>>>>

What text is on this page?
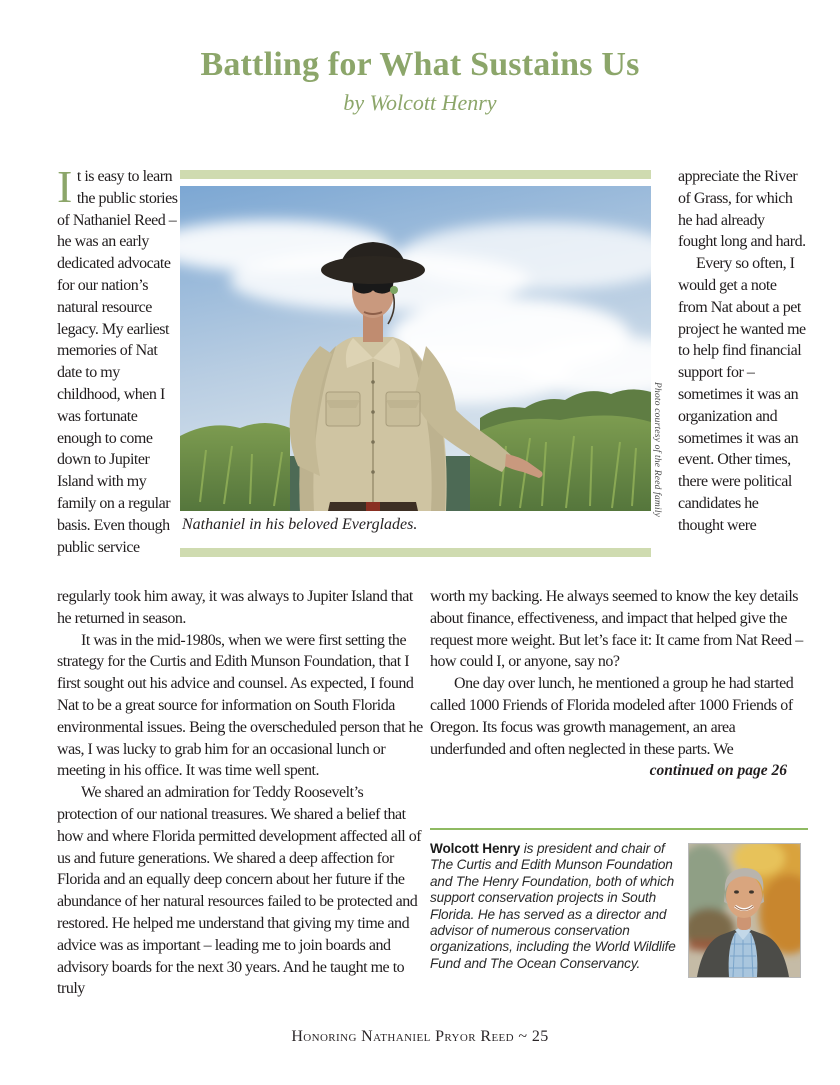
Battling for What Sustains Us
by Wolcott Henry

It is easy to learn the public stories of Nathaniel Reed – he was an early dedicated advocate for our nation’s natural resource legacy. My earliest memories of Nat date to my childhood, when I was fortunate enough to come down to Jupiter Island with my family on a regular basis. Even though public service

Photo courtesy of the Reed family
Nathaniel in his beloved Everglades.

appreciate the River of Grass, for which he had already fought long and hard.

Every so often, I would get a note from Nat about a pet project he wanted me to help find financial support for – sometimes it was an organization and sometimes it was an event. Other times, there were political candidates he thought were

regularly took him away, it was always to Jupiter Island that he returned in season.

It was in the mid-1980s, when we were first setting the strategy for the Curtis and Edith Munson Foundation, that I first sought out his advice and counsel. As expected, I found Nat to be a great source for information on South Florida environmental issues. Being the overscheduled person that he was, I was lucky to grab him for an occasional lunch or meeting in his office. It was time well spent.

We shared an admiration for Teddy Roosevelt’s protection of our national treasures. We shared a belief that how and where Florida permitted development affected all of us and future generations. We shared a deep affection for Florida and an equally deep concern about her future if the abundance of her natural resources failed to be protected and restored. He helped me understand that giving my time and advice was as important – leading me to join boards and advisory boards for the next 30 years. And he taught me to truly

worth my backing. He always seemed to know the key details about finance, effectiveness, and impact that helped give the request more weight. But let’s face it: It came from Nat Reed – how could I, or anyone, say no?

One day over lunch, he mentioned a group he had started called 1000 Friends of Florida modeled after 1000 Friends of Oregon. Its focus was growth management, an area underfunded and often neglected in these parts. We

continued on page 26
Wolcott Henry is president and chair of The Curtis and Edith Munson Foundation and The Henry Foundation, both of which support conservation projects in South Florida. He has served as a director and advisor of numerous conservation organizations, including the World Wildlife Fund and The Ocean Conservancy.
Honoring Nathaniel Pryor Reed ~ 25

<<<<

[TASK TO COMPLETE] Every line that holds the string "Island" should be returned.

[WRITTEN RESPONSE]
It is easy to learn the public stories of Nathaniel Reed – he was an early dedicated advocate for our nation’s natural resource legacy. My earliest memories of Nat date to my childhood, when I was fortunate enough to come down to Jupiter Island with my family on a regular basis. Even though public service
regularly took him away, it was always to Jupiter Island that he returned in season.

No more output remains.